Developer Developer App ...authorized for Product
Chris devapp1 Bronze
Farhan fh-app Gold
Angelique ang-app1 Silver
Sonia sonia1 Silver
Cybil mydevapp Bronze
Lephron le-app Gold

In the proxy, you need to call VerifyAPIKey or VerifyAccessToken. This will explicitly validate the credential for the client app, and implicitly load in the quota setting for the authorized API Product for the app. 

You can then refer to the quota settings as: 

Policy Variables
VerifyAPIKey verifyapikey.POLICYNAME.apiproduct.developer.quota.limit
verifyapikey.POLICYNAME.apiproduct.developer.quota.interval
verifyapikey.POLICYNAME.apiproduct.developer.quota.timeunit
VerifyAccessToken apiproduct.developer.quota.limit
apiproduct.developer.quota.interval
apiproduct.developer.quota.timeunit

The required quota policy might be like this:

 

<Quota name='Q-1'>
    <!-- use the client_id that is set after OAuthV2/VerifyAccessToken -->
    <Identifier ref='client_id' />
    <Allow countRef='apiproduct.developer.quota.limit'/>
    <Interval ref='apiproduct.developer.quota.interval'/>
    <TimeUnit ref='apiproduct.developer.quota.timeunit'/>
    <Distributed>true</Distributed>
    <Synchronous>false</Synchronous>
    <PreciseAtSecondsLevel>false</PreciseAtSecondsLevel>
</Quota>

You can also set quota limits on an app-by-app basis.  But as the number of apps grows, this approach becomes harder to manage, as compared to using metadata set on the API Product.  We presume there will be 10's or 100's of apps, and ~10 API Products (or in any case, significantly fewer products) .  Therefore managing the metadata in the product will be easier. 

But IF YOU WISH to set quota on an individual app basis, you can do that too.  Set the custom attribute on the Apps, and then  refer to different  variables in the Quota policy. 

 

@dchiesa1 thanks dino for quick and pretty clear reply but my use case is different I want to apply quota at app level using custom attribute value as a counter (In quota) then hit API till quota exceeded

like in custom attributes  counter = 10

then it will go to API proxy and be able to hit proxy only 10 times

It's the same as Dino described. Once you will have your custom attr on app level, you can get it after either Verify API key or OAUTH2 token validation. Once this is done, you will have access to app (via app id) custom attributes, and then you can use this attribute as 

<Allow countRef='policy_with_token_custom_attr'/>

@dchiesa1 How can we acheive this if we have a third party Authentication like Pingone ?

Apigee works really well with 3rd party Authn systems. There are two cases we can consider:

  1. 3rd party Authn system is  OIDC compliant. This means, the system issues ID tokens and Access tokens in the way prescribed by the OpenID Connect standard.  In this case, these tokens will be signed JWT, and Apigee can validate the3rd-party generated JWT (either access tokens or ID tokens) by relying on the public keys, which are usually published on a publicly-accessible JWKS endpoint.
  2. 3rd party Authn system is NOT OIDC compliant.  In this case, the 3rd party issues some other kind of token, maybe it's opaque. But usually the 3rd party also offers a public-accessible token validation endpoint.  In this case Apigee can validate the 3rd-party generated token by connecting to that token validation endpoint.

**EXERCISE DATA:**
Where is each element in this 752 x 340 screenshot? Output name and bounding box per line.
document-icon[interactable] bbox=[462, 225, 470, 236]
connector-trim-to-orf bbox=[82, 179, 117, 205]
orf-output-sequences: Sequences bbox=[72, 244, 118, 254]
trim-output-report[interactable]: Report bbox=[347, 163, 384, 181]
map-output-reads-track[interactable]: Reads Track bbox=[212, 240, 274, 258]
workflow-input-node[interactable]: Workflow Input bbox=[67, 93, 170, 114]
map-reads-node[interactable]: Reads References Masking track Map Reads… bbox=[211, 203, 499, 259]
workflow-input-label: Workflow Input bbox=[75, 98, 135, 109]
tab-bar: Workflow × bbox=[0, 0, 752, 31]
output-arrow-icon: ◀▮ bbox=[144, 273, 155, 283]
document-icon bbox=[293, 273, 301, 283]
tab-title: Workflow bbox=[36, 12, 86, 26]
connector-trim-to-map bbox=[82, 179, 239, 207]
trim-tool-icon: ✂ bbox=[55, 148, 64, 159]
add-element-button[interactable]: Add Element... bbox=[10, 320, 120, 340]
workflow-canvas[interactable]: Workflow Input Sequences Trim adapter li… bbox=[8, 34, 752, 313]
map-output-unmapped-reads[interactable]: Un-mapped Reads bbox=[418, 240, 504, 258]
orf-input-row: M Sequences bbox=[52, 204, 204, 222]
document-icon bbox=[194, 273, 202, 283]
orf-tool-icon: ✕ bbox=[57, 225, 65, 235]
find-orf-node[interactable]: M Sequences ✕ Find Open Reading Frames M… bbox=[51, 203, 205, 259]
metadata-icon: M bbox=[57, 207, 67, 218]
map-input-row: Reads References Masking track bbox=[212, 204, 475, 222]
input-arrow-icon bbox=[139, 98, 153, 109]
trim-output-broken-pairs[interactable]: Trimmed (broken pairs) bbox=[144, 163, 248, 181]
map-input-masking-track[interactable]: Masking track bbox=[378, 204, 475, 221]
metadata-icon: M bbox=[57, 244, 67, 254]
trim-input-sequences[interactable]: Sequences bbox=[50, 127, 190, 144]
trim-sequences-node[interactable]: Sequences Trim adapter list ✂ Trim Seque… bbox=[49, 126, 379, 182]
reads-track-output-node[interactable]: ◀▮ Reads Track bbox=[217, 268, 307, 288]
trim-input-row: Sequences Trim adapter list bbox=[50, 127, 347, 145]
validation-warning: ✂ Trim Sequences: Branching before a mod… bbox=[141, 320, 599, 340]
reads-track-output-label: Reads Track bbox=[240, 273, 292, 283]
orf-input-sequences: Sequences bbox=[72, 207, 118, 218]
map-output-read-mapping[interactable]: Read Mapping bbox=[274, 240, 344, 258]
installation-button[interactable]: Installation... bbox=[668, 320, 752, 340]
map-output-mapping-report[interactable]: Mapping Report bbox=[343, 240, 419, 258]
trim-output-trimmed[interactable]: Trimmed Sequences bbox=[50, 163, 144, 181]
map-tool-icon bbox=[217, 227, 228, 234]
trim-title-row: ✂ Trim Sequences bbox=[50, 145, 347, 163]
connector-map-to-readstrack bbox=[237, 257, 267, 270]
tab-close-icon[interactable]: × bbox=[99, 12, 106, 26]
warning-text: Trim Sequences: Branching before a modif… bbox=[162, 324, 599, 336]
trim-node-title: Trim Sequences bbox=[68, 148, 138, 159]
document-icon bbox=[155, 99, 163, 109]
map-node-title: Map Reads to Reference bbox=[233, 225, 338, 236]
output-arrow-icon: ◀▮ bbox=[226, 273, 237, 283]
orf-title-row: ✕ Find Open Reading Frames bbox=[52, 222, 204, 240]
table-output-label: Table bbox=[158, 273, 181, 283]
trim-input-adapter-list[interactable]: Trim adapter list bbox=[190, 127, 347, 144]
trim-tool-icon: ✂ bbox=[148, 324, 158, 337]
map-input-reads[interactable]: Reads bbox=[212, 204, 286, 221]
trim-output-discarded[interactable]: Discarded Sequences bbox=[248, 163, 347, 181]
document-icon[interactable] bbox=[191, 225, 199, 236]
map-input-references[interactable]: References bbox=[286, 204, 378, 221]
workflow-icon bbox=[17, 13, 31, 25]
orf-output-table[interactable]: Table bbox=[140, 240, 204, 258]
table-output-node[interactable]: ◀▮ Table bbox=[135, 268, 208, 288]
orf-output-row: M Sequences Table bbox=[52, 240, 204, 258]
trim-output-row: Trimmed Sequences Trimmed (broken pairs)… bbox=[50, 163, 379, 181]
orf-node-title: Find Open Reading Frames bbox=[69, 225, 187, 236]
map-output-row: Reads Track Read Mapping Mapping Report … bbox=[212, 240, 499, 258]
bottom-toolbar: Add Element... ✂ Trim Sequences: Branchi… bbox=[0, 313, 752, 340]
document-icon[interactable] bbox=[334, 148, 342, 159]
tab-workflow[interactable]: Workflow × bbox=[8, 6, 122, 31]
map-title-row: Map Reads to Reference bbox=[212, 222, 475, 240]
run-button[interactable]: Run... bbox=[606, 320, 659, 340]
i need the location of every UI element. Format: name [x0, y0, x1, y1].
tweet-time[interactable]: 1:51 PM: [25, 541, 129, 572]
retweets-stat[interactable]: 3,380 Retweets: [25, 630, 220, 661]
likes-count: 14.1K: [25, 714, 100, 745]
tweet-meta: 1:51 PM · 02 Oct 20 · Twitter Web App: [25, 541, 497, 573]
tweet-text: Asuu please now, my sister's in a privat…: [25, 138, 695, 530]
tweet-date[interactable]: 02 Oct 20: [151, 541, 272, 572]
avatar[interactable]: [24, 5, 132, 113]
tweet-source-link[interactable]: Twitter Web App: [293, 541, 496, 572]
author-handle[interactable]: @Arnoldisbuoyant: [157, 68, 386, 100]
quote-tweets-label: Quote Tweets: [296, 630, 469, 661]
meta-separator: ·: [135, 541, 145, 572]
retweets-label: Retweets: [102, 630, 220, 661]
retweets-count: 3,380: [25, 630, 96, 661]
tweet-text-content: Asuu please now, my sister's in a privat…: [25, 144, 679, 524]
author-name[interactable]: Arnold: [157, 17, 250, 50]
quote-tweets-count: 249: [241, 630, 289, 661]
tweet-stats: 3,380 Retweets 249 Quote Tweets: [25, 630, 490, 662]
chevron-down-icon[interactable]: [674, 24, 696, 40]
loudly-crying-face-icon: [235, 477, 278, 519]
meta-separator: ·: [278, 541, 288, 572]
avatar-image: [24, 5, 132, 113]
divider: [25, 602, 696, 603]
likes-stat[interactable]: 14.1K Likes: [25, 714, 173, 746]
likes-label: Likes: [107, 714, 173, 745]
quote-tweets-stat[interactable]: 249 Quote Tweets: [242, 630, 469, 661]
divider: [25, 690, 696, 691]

**ACTIVITIES:**
1. Print the Apigee quota discussion from "But IF YOU WISH" up to and including "the Quota policy.".
2. Using the Apigee quota discussion, answer these:
(a) Which API Product is Farhan's app fh-app authorized for?
(b) In the sample Quota policy, what value is Distributed set to?
(c) When the third-party Authn system is not OIDC compliant, how can Apigee validate the token it issues?

**ACTIVITY ANSWERS:**
1.
But IF YOU WISH to set quota on an individual app basis, you can do that too.  Set the custom attribute on the Apps, and then  refer to different  variables in the Quota policy.

2.
(a) Gold.
(b) true.
(c) By connecting to the third party's token validation endpoint.